━━ Material provided
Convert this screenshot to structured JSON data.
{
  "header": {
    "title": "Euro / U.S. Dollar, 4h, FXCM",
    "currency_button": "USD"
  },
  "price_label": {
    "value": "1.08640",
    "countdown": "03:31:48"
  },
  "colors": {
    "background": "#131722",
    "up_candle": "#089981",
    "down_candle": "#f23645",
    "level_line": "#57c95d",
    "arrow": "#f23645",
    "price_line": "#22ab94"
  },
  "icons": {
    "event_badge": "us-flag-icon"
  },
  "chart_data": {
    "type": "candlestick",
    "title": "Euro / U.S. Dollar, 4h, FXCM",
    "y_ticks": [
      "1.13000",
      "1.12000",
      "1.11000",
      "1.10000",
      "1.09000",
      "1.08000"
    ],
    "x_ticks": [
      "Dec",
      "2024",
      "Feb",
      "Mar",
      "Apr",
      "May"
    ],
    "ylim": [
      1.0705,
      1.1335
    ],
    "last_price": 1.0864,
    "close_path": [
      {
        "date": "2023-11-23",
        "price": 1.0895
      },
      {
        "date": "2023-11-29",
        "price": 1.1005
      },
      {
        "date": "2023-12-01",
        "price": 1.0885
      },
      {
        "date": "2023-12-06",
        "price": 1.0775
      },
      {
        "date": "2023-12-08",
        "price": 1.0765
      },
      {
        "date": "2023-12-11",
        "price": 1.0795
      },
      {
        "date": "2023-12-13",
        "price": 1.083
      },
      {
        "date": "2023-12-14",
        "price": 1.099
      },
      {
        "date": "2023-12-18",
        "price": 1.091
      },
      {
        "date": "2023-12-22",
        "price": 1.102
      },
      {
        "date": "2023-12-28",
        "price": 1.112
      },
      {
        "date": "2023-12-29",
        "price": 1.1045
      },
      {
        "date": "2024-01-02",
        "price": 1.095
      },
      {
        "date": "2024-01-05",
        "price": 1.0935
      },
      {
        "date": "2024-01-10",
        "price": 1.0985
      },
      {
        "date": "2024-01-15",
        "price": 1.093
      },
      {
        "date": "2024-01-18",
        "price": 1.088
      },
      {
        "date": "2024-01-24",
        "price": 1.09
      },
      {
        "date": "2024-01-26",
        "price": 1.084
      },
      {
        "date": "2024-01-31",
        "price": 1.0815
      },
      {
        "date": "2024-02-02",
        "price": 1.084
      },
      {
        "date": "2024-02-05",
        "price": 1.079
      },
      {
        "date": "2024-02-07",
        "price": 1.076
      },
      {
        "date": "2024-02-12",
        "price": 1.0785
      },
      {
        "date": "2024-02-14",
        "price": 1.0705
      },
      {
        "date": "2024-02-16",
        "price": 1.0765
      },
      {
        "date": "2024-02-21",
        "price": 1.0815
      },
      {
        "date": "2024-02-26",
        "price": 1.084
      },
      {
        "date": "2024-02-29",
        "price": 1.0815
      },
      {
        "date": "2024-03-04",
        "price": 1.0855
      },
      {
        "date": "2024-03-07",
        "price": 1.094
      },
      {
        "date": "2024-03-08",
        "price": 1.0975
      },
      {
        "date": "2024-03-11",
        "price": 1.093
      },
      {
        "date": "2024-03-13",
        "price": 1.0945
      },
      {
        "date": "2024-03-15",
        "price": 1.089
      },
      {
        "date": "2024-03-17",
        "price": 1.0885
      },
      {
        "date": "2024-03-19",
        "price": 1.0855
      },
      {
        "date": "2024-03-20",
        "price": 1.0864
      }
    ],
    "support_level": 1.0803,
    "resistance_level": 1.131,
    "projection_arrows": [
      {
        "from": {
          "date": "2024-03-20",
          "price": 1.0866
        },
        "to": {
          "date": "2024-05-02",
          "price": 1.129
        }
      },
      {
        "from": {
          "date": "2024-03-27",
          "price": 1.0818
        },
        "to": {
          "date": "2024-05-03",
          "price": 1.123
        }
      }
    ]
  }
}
━━━━
Print every entry exactly as it appears.

Exercise answer ::
Convert this screenshot to structured JSON data.
{
  "header": {
    "title": "Euro / U.S. Dollar, 4h, FXCM",
    "currency_button": "USD"
  },
  "price_label": {
    "value": "1.08640",
    "countdown": "03:31:48"
  },
  "colors": {
    "background": "#131722",
    "up_candle": "#089981",
    "down_candle": "#f23645",
    "level_line": "#57c95d",
    "arrow": "#f23645",
    "price_line": "#22ab94"
  },
  "icons": {
    "event_badge": "us-flag-icon"
  },
  "chart_data": {
    "type": "candlestick",
    "title": "Euro / U.S. Dollar, 4h, FXCM",
    "y_ticks": [
      "1.13000",
      "1.12000",
      "1.11000",
      "1.10000",
      "1.09000",
      "1.08000"
    ],
    "x_ticks": [
      "Dec",
      "2024",
      "Feb",
      "Mar",
      "Apr",
      "May"
    ],
    "ylim": [
      1.0705,
      1.1335
    ],
    "last_price": 1.0864,
    "close_path": [
      {
        "date": "2023-11-23",
        "price": 1.0895
      },
      {
        "date": "2023-11-29",
        "price": 1.1005
      },
      {
        "date": "2023-12-01",
        "price": 1.0885
      },
      {
        "date": "2023-12-06",
        "price": 1.0775
      },
      {
        "date": "2023-12-08",
        "price": 1.0765
      },
      {
        "date": "2023-12-11",
        "price": 1.0795
      },
      {
        "date": "2023-12-13",
        "price": 1.083
      },
      {
        "date": "2023-12-14",
        "price": 1.099
      },
      {
        "date": "2023-12-18",
        "price": 1.091
      },
      {
        "date": "2023-12-22",
        "price": 1.102
      },
      {
        "date": "2023-12-28",
        "price": 1.112
      },
      {
        "date": "2023-12-29",
        "price": 1.1045
      },
      {
        "date": "2024-01-02",
        "price": 1.095
      },
      {
        "date": "2024-01-05",
        "price": 1.0935
      },
      {
        "date": "2024-01-10",
        "price": 1.0985
      },
      {
        "date": "2024-01-15",
        "price": 1.093
      },
      {
        "date": "2024-01-18",
        "price": 1.088
      },
      {
        "date": "2024-01-24",
        "price": 1.09
      },
      {
        "date": "2024-01-26",
        "price": 1.084
      },
      {
        "date": "2024-01-31",
        "price": 1.0815
      },
      {
        "date": "2024-02-02",
        "price": 1.084
      },
      {
        "date": "2024-02-05",
        "price": 1.079
      },
      {
        "date": "2024-02-07",
        "price": 1.076
      },
      {
        "date": "2024-02-12",
        "price": 1.0785
      },
      {
        "date": "2024-02-14",
        "price": 1.0705
      },
      {
        "date": "2024-02-16",
        "price": 1.0765
      },
      {
        "date": "2024-02-21",
        "price": 1.0815
      },
      {
        "date": "2024-02-26",
        "price": 1.084
      },
      {
        "date": "2024-02-29",
        "price": 1.0815
      },
      {
        "date": "2024-03-04",
        "price": 1.0855
      },
      {
        "date": "2024-03-07",
        "price": 1.094
      },
      {
        "date": "2024-03-08",
        "price": 1.0975
      },
      {
        "date": "2024-03-11",
        "price": 1.093
      },
      {
        "date": "2024-03-13",
        "price": 1.0945
      },
      {
        "date": "2024-03-15",
        "price": 1.089
      },
      {
        "date": "2024-03-17",
        "price": 1.0885
      },
      {
        "date": "2024-03-19",
        "price": 1.0855
      },
      {
        "date": "2024-03-20",
        "price": 1.0864
      }
    ],
    "support_level": 1.0803,
    "resistance_level": 1.131,
    "projection_arrows": [
      {
        "from": {
          "date": "2024-03-20",
          "price": 1.0866
        },
        "to": {
          "date": "2024-05-02",
          "price": 1.129
        }
      },
      {
        "from": {
          "date": "2024-03-27",
          "price": 1.0818
        },
        "to": {
          "date": "2024-05-03",
          "price": 1.123
        }
      }
    ]
  }
}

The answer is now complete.